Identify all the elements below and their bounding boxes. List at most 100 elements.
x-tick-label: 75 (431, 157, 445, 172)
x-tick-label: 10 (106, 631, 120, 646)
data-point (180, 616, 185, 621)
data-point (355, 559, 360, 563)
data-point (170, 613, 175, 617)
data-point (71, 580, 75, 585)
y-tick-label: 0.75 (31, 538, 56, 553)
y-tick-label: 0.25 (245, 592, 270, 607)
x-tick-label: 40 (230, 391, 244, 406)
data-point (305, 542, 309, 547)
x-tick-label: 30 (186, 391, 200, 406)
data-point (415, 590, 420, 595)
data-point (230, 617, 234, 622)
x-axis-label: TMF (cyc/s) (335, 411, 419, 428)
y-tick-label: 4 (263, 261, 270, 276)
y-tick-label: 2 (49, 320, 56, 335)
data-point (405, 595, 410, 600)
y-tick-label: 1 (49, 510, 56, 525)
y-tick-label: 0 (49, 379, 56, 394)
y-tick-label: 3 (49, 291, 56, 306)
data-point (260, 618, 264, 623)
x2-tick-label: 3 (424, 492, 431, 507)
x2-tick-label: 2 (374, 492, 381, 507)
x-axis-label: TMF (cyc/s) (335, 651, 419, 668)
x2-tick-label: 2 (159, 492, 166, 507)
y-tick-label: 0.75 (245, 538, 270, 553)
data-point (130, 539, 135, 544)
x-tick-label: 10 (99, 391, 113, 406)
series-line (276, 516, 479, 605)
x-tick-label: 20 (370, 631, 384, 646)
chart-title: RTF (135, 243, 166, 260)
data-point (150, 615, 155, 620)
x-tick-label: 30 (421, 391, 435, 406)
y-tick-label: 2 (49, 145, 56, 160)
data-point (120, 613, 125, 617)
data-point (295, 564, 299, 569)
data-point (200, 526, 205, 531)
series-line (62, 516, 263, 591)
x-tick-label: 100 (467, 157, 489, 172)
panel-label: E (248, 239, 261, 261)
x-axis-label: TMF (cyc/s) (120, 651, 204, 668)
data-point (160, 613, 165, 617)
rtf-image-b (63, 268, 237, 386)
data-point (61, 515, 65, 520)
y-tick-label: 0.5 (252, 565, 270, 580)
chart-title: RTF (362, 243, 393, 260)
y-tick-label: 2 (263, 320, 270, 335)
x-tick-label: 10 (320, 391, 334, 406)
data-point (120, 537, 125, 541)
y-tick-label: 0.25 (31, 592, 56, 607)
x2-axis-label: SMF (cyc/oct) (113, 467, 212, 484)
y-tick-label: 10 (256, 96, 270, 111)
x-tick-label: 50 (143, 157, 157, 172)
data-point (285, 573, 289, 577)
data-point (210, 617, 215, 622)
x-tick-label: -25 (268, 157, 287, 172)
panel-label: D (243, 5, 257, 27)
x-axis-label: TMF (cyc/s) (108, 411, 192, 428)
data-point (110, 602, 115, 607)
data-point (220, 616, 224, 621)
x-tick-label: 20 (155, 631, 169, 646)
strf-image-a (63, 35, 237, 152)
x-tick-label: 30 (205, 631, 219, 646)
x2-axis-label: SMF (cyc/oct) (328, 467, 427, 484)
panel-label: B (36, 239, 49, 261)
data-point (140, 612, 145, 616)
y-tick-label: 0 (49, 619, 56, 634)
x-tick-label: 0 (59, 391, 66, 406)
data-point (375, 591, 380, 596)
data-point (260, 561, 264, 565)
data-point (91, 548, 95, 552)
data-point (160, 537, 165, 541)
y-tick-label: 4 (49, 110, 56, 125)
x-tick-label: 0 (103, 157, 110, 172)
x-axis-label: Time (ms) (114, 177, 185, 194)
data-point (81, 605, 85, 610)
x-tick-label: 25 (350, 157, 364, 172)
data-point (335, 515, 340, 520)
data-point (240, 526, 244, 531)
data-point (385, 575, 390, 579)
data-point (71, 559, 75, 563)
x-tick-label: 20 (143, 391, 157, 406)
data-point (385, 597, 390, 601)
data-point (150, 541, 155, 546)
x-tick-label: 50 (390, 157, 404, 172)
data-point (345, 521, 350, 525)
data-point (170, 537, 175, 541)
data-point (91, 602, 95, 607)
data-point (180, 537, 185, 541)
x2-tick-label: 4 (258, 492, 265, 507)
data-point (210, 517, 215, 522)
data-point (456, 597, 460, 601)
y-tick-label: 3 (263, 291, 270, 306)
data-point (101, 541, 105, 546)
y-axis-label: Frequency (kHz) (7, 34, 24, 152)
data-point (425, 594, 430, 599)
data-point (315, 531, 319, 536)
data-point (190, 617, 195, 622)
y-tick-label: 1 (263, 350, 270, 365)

### REQUIRED TASK:
Reproduce the listing above line for line, changing nothing.

### SOLUTION TO THE PROBLEM:
Identify all the elements below and their bounding boxes. List at most 100 elements.
x-tick-label: 75 (431, 157, 445, 172)
x-tick-label: 10 (106, 631, 120, 646)
data-point (180, 616, 185, 621)
data-point (355, 559, 360, 563)
data-point (170, 613, 175, 617)
data-point (71, 580, 75, 585)
y-tick-label: 0.75 (31, 538, 56, 553)
y-tick-label: 0.25 (245, 592, 270, 607)
x-tick-label: 40 (230, 391, 244, 406)
data-point (305, 542, 309, 547)
x-tick-label: 30 (186, 391, 200, 406)
data-point (415, 590, 420, 595)
data-point (230, 617, 234, 622)
x-axis-label: TMF (cyc/s) (335, 411, 419, 428)
y-tick-label: 4 (263, 261, 270, 276)
y-tick-label: 2 (49, 320, 56, 335)
data-point (405, 595, 410, 600)
y-tick-label: 1 (49, 510, 56, 525)
y-tick-label: 0 (49, 379, 56, 394)
y-tick-label: 3 (49, 291, 56, 306)
data-point (260, 618, 264, 623)
x2-tick-label: 3 (424, 492, 431, 507)
x2-tick-label: 2 (374, 492, 381, 507)
x-axis-label: TMF (cyc/s) (335, 651, 419, 668)
x2-tick-label: 2 (159, 492, 166, 507)
y-tick-label: 0.75 (245, 538, 270, 553)
data-point (130, 539, 135, 544)
x-tick-label: 10 (99, 391, 113, 406)
series-line (276, 516, 479, 605)
x-tick-label: 20 (370, 631, 384, 646)
chart-title: RTF (135, 243, 166, 260)
data-point (150, 615, 155, 620)
x-tick-label: 30 (421, 391, 435, 406)
y-tick-label: 2 (49, 145, 56, 160)
data-point (120, 613, 125, 617)
data-point (295, 564, 299, 569)
data-point (200, 526, 205, 531)
series-line (62, 516, 263, 591)
x-tick-label: 100 (467, 157, 489, 172)
panel-label: E (248, 239, 261, 261)
x-axis-label: TMF (cyc/s) (120, 651, 204, 668)
data-point (160, 613, 165, 617)
rtf-image-b (63, 268, 237, 386)
data-point (61, 515, 65, 520)
y-tick-label: 0.5 (252, 565, 270, 580)
chart-title: RTF (362, 243, 393, 260)
y-tick-label: 2 (263, 320, 270, 335)
x-tick-label: 10 (320, 391, 334, 406)
data-point (120, 537, 125, 541)
y-tick-label: 0.25 (31, 592, 56, 607)
x2-axis-label: SMF (cyc/oct) (113, 467, 212, 484)
y-tick-label: 10 (256, 96, 270, 111)
x-tick-label: 50 (143, 157, 157, 172)
data-point (285, 573, 289, 577)
data-point (210, 617, 215, 622)
x-tick-label: -25 (268, 157, 287, 172)
panel-label: D (243, 5, 257, 27)
x-axis-label: TMF (cyc/s) (108, 411, 192, 428)
data-point (110, 602, 115, 607)
data-point (220, 616, 224, 621)
x-tick-label: 20 (155, 631, 169, 646)
strf-image-a (63, 35, 237, 152)
x-tick-label: 30 (205, 631, 219, 646)
x2-axis-label: SMF (cyc/oct) (328, 467, 427, 484)
panel-label: B (36, 239, 49, 261)
data-point (140, 612, 145, 616)
y-tick-label: 0 (49, 619, 56, 634)
x-tick-label: 0 (59, 391, 66, 406)
data-point (375, 591, 380, 596)
data-point (260, 561, 264, 565)
data-point (91, 548, 95, 552)
data-point (160, 537, 165, 541)
y-tick-label: 4 (49, 110, 56, 125)
x-tick-label: 0 (103, 157, 110, 172)
x-axis-label: Time (ms) (114, 177, 185, 194)
data-point (81, 605, 85, 610)
x-tick-label: 25 (350, 157, 364, 172)
data-point (335, 515, 340, 520)
data-point (240, 526, 244, 531)
data-point (385, 575, 390, 579)
data-point (71, 559, 75, 563)
x-tick-label: 20 (143, 391, 157, 406)
data-point (385, 597, 390, 601)
data-point (150, 541, 155, 546)
x-tick-label: 50 (390, 157, 404, 172)
data-point (345, 521, 350, 525)
data-point (170, 537, 175, 541)
data-point (91, 602, 95, 607)
data-point (180, 537, 185, 541)
x2-tick-label: 4 (258, 492, 265, 507)
data-point (210, 517, 215, 522)
data-point (456, 597, 460, 601)
y-tick-label: 3 (263, 291, 270, 306)
data-point (101, 541, 105, 546)
y-axis-label: Frequency (kHz) (7, 34, 24, 152)
data-point (425, 594, 430, 599)
data-point (315, 531, 319, 536)
data-point (190, 617, 195, 622)
y-tick-label: 1 (263, 350, 270, 365)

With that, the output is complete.